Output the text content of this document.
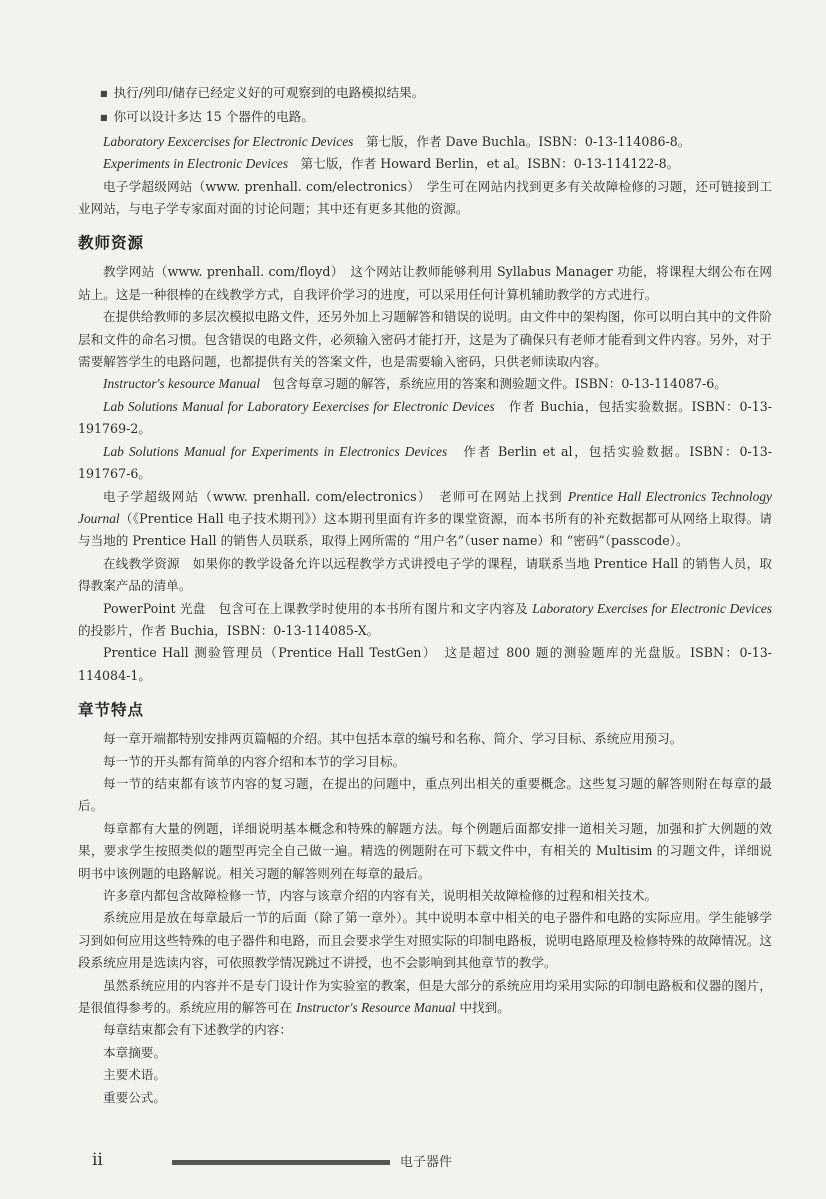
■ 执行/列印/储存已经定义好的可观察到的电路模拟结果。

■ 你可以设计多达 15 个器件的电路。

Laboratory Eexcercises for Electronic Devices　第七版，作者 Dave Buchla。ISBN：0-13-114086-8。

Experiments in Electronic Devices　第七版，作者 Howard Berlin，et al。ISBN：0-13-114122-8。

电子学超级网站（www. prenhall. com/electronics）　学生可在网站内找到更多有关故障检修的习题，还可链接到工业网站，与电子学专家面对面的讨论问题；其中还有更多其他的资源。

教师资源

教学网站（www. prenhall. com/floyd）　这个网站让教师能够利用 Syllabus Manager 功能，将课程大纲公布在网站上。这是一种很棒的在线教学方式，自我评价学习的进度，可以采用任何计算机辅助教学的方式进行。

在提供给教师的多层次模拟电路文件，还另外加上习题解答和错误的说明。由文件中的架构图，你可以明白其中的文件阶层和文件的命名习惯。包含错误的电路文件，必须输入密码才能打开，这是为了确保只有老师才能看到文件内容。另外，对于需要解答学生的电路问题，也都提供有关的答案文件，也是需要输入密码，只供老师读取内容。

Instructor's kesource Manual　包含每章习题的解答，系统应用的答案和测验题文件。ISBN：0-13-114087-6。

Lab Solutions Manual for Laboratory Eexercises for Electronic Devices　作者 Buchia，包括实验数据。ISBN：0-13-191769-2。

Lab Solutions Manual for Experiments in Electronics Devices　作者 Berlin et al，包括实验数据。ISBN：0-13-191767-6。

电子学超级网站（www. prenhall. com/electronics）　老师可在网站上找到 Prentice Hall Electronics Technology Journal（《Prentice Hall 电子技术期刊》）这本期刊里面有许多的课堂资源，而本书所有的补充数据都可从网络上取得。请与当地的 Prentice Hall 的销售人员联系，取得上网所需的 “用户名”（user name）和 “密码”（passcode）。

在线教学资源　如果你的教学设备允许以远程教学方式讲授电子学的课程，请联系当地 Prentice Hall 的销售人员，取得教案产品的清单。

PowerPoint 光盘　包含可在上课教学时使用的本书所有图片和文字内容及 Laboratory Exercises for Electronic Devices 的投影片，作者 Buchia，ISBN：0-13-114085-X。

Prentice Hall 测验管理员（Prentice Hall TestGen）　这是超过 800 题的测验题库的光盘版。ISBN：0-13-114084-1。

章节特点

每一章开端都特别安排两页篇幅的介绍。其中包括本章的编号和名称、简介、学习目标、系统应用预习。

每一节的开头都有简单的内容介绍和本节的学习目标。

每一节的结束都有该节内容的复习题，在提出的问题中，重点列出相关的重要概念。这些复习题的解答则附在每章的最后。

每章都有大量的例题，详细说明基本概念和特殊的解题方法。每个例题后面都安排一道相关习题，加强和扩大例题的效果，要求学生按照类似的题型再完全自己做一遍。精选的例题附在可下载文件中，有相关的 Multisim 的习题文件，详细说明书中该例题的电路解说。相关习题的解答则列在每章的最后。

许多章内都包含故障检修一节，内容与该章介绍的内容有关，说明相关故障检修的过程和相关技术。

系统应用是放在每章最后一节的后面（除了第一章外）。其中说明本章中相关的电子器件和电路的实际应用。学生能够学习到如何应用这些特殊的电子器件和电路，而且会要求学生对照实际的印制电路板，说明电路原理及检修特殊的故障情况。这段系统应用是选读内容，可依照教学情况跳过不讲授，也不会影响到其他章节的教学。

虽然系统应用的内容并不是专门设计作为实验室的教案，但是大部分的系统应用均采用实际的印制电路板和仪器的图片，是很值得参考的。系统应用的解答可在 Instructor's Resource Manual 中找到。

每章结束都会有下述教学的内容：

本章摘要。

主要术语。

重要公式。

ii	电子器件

---

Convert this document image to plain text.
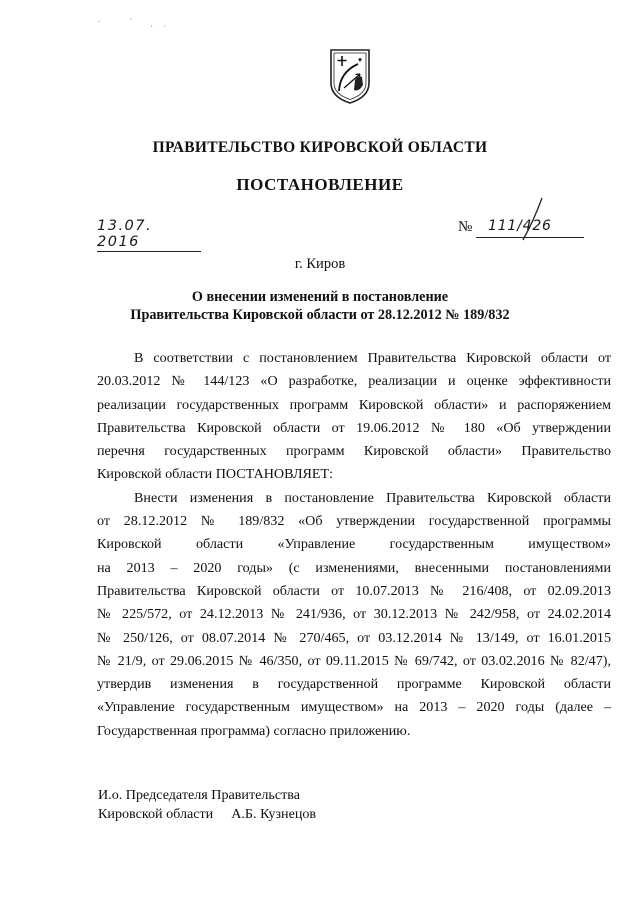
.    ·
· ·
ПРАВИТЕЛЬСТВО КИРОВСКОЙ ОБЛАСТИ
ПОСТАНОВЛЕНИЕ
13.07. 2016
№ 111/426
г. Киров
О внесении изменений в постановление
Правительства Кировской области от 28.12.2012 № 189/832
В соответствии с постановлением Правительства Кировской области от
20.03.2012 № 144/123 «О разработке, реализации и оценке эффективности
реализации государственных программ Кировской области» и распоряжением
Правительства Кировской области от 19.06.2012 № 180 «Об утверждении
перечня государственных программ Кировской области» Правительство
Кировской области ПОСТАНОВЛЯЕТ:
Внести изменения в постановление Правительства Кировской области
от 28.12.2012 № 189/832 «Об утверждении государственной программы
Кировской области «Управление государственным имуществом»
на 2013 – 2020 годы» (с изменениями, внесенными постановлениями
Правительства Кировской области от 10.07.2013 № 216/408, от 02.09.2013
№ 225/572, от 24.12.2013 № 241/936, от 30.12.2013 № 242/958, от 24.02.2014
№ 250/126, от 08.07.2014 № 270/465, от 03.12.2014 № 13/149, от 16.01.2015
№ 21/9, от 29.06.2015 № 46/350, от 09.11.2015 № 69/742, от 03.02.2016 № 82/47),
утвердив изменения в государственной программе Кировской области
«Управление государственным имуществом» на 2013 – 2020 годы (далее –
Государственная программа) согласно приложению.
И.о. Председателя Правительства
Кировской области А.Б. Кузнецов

• INSTRUCTION:
In the listing above, count each line that holds the string "ISBN". Give the number only.

• THE OUTPUT:
7